For this exercise, transcribe all the entries exactly as given and omit the images.

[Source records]
•••

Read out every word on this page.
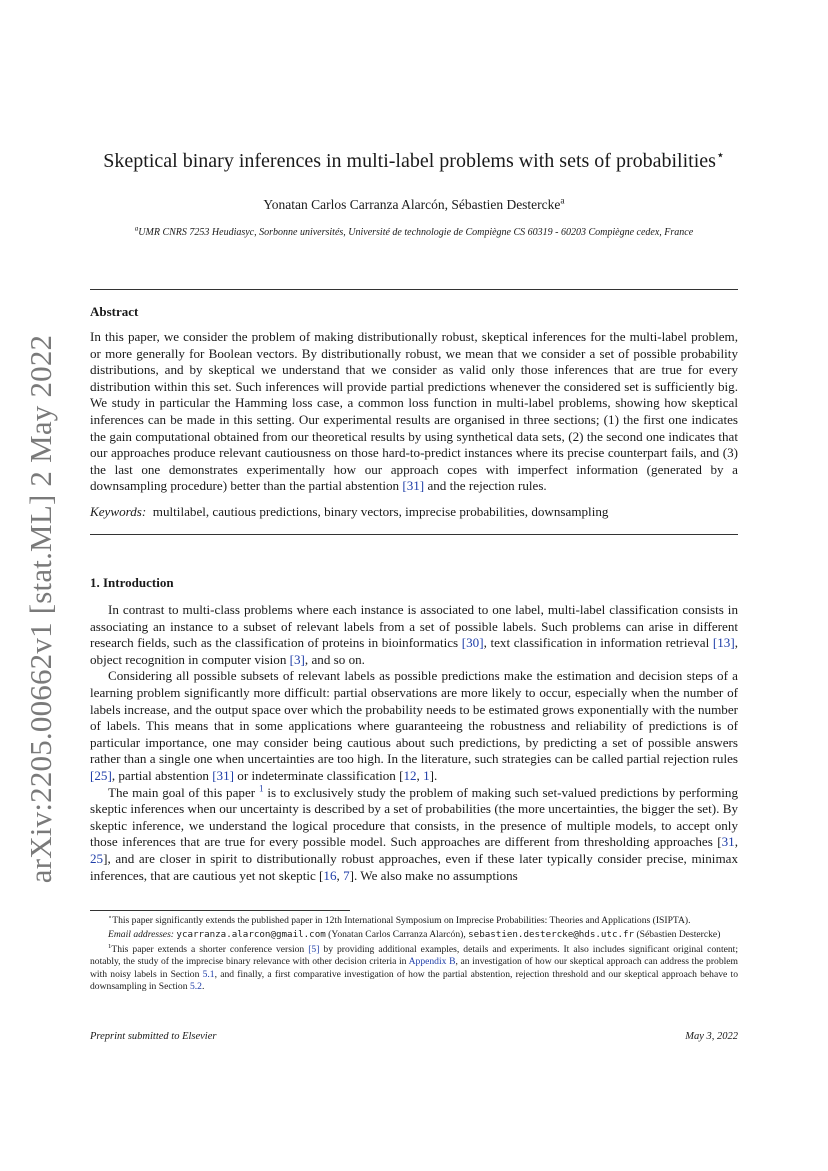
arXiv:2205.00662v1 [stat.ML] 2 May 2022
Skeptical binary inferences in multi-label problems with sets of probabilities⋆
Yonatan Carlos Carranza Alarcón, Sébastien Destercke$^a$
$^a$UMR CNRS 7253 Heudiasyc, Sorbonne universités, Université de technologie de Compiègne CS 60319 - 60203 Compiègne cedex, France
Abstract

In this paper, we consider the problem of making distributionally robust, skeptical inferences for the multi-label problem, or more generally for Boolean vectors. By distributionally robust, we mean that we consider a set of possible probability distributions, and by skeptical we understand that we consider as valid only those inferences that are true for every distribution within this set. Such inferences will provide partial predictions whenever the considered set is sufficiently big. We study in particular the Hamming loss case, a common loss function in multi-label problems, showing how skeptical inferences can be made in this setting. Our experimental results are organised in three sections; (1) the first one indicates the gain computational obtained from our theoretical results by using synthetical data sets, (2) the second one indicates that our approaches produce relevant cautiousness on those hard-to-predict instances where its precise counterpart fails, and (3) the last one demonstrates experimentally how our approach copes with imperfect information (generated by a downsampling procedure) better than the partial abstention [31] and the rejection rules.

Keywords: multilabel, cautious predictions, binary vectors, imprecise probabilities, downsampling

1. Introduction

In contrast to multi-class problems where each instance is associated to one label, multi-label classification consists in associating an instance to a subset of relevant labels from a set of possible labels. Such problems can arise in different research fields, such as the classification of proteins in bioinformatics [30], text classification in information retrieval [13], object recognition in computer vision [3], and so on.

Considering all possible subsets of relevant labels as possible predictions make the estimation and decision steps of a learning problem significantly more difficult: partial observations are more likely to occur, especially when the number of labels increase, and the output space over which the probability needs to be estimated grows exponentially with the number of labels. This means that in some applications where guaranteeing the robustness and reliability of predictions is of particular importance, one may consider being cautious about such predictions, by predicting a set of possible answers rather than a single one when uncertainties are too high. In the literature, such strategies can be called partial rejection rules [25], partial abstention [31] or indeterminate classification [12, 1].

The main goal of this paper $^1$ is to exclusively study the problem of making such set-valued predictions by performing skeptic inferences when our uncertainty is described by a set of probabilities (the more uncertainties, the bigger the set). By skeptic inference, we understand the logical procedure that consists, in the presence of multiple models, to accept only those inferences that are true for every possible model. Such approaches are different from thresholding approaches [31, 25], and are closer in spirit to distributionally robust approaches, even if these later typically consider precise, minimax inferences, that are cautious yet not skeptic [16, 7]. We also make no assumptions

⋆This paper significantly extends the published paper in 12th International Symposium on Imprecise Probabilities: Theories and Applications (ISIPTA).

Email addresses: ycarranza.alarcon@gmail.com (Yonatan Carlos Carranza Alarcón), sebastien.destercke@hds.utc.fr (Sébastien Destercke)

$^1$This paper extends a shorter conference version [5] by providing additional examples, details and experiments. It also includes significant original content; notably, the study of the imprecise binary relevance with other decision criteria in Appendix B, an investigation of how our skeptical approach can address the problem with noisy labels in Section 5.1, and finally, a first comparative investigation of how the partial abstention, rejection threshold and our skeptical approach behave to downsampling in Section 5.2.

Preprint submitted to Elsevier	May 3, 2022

•••

_Worked solution_
Read out every word on this page.
arXiv:2205.00662v1 [stat.ML] 2 May 2022
Skeptical binary inferences in multi-label problems with sets of probabilities⋆
Yonatan Carlos Carranza Alarcón, Sébastien Destercke$^a$
$^a$UMR CNRS 7253 Heudiasyc, Sorbonne universités, Université de technologie de Compiègne CS 60319 - 60203 Compiègne cedex, France
Abstract

In this paper, we consider the problem of making distributionally robust, skeptical inferences for the multi-label problem, or more generally for Boolean vectors. By distributionally robust, we mean that we consider a set of possible probability distributions, and by skeptical we understand that we consider as valid only those inferences that are true for every distribution within this set. Such inferences will provide partial predictions whenever the considered set is sufficiently big. We study in particular the Hamming loss case, a common loss function in multi-label problems, showing how skeptical inferences can be made in this setting. Our experimental results are organised in three sections; (1) the first one indicates the gain computational obtained from our theoretical results by using synthetical data sets, (2) the second one indicates that our approaches produce relevant cautiousness on those hard-to-predict instances where its precise counterpart fails, and (3) the last one demonstrates experimentally how our approach copes with imperfect information (generated by a downsampling procedure) better than the partial abstention [31] and the rejection rules.

Keywords: multilabel, cautious predictions, binary vectors, imprecise probabilities, downsampling

1. Introduction

In contrast to multi-class problems where each instance is associated to one label, multi-label classification consists in associating an instance to a subset of relevant labels from a set of possible labels. Such problems can arise in different research fields, such as the classification of proteins in bioinformatics [30], text classification in information retrieval [13], object recognition in computer vision [3], and so on.

Considering all possible subsets of relevant labels as possible predictions make the estimation and decision steps of a learning problem significantly more difficult: partial observations are more likely to occur, especially when the number of labels increase, and the output space over which the probability needs to be estimated grows exponentially with the number of labels. This means that in some applications where guaranteeing the robustness and reliability of predictions is of particular importance, one may consider being cautious about such predictions, by predicting a set of possible answers rather than a single one when uncertainties are too high. In the literature, such strategies can be called partial rejection rules [25], partial abstention [31] or indeterminate classification [12, 1].

The main goal of this paper $^1$ is to exclusively study the problem of making such set-valued predictions by performing skeptic inferences when our uncertainty is described by a set of probabilities (the more uncertainties, the bigger the set). By skeptic inference, we understand the logical procedure that consists, in the presence of multiple models, to accept only those inferences that are true for every possible model. Such approaches are different from thresholding approaches [31, 25], and are closer in spirit to distributionally robust approaches, even if these later typically consider precise, minimax inferences, that are cautious yet not skeptic [16, 7]. We also make no assumptions

⋆This paper significantly extends the published paper in 12th International Symposium on Imprecise Probabilities: Theories and Applications (ISIPTA).

Email addresses: ycarranza.alarcon@gmail.com (Yonatan Carlos Carranza Alarcón), sebastien.destercke@hds.utc.fr (Sébastien Destercke)

$^1$This paper extends a shorter conference version [5] by providing additional examples, details and experiments. It also includes significant original content; notably, the study of the imprecise binary relevance with other decision criteria in Appendix B, an investigation of how our skeptical approach can address the problem with noisy labels in Section 5.1, and finally, a first comparative investigation of how the partial abstention, rejection threshold and our skeptical approach behave to downsampling in Section 5.2.

Preprint submitted to Elsevier	May 3, 2022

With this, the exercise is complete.